Gather all lines with "America" from the records.

──────

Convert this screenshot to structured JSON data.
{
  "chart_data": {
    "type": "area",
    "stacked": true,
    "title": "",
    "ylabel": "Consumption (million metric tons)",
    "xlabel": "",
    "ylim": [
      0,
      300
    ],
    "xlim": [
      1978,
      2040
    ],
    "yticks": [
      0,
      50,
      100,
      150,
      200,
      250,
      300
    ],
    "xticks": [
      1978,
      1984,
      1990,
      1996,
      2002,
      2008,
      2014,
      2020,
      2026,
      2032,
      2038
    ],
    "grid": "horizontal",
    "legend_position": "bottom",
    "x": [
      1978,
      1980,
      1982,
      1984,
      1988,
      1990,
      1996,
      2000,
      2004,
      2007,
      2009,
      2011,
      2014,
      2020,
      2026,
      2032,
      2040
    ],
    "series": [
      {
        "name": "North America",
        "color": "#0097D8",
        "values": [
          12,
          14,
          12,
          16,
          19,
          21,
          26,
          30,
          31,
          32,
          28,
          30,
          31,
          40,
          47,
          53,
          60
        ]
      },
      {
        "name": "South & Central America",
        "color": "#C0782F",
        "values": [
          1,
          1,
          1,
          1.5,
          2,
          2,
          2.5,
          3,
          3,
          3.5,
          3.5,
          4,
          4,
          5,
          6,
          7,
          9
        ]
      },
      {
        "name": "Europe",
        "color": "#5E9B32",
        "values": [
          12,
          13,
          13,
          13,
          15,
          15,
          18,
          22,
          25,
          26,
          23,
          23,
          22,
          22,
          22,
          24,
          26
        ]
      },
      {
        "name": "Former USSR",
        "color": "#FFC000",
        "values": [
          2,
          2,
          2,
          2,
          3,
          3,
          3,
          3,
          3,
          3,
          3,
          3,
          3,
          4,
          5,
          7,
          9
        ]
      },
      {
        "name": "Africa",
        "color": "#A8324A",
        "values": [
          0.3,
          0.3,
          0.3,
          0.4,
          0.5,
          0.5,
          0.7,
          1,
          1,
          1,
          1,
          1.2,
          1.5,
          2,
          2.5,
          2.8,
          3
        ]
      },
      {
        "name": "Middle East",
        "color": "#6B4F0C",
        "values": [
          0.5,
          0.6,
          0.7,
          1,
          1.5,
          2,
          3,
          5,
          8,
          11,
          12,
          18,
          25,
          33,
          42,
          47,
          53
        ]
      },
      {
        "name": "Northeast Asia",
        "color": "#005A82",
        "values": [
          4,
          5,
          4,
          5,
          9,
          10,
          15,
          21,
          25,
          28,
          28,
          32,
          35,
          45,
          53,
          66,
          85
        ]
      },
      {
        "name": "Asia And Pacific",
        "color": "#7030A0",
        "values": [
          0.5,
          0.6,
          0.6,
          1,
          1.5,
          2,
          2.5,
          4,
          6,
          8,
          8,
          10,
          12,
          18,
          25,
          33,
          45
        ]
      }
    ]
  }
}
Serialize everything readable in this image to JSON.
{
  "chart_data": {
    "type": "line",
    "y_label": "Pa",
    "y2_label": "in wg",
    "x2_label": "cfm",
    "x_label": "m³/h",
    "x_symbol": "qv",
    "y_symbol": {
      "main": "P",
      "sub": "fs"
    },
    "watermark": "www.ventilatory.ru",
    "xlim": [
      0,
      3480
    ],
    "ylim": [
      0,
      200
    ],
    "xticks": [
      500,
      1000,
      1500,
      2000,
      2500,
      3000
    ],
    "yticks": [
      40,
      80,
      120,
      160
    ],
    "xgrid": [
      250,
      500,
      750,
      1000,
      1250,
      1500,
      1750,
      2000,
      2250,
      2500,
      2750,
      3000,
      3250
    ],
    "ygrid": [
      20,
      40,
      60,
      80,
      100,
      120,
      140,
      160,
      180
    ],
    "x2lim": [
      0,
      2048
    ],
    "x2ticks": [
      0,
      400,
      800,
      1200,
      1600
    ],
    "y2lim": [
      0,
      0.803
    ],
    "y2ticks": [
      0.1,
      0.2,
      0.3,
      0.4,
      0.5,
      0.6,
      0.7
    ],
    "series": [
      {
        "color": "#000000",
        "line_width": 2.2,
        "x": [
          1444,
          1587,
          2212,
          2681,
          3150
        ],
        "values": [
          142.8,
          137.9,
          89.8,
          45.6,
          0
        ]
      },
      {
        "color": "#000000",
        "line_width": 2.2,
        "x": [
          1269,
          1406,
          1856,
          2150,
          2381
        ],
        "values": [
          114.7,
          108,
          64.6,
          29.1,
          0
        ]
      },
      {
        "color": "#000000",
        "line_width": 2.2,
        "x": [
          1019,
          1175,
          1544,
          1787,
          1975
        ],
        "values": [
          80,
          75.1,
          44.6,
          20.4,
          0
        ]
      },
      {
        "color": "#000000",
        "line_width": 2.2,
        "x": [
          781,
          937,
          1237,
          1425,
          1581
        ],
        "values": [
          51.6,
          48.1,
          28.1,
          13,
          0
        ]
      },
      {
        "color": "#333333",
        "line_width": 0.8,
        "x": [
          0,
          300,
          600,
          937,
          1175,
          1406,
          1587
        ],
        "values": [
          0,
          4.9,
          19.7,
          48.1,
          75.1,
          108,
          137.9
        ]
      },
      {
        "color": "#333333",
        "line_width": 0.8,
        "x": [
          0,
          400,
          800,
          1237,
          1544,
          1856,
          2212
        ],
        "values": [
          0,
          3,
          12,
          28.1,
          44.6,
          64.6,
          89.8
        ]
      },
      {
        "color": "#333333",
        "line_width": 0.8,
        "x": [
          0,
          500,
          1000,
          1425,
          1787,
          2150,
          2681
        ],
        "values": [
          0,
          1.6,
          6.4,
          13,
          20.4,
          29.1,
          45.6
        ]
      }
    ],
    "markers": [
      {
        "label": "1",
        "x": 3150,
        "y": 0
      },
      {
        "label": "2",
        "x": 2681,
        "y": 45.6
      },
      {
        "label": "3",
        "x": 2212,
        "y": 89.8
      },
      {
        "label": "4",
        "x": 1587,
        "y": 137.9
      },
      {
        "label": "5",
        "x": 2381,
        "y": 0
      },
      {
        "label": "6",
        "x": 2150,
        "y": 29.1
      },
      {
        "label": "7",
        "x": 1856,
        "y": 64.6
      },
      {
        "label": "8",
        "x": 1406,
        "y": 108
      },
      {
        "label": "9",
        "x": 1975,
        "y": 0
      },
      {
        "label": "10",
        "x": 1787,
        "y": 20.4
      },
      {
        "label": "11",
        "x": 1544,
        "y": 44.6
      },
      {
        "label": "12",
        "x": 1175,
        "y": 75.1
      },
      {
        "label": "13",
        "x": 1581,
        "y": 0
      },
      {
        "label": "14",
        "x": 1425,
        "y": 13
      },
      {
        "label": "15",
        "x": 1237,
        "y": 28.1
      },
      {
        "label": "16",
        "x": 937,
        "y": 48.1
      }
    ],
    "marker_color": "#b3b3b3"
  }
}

──────

Result:
        "name": "North America",
        "name": "South & Central America",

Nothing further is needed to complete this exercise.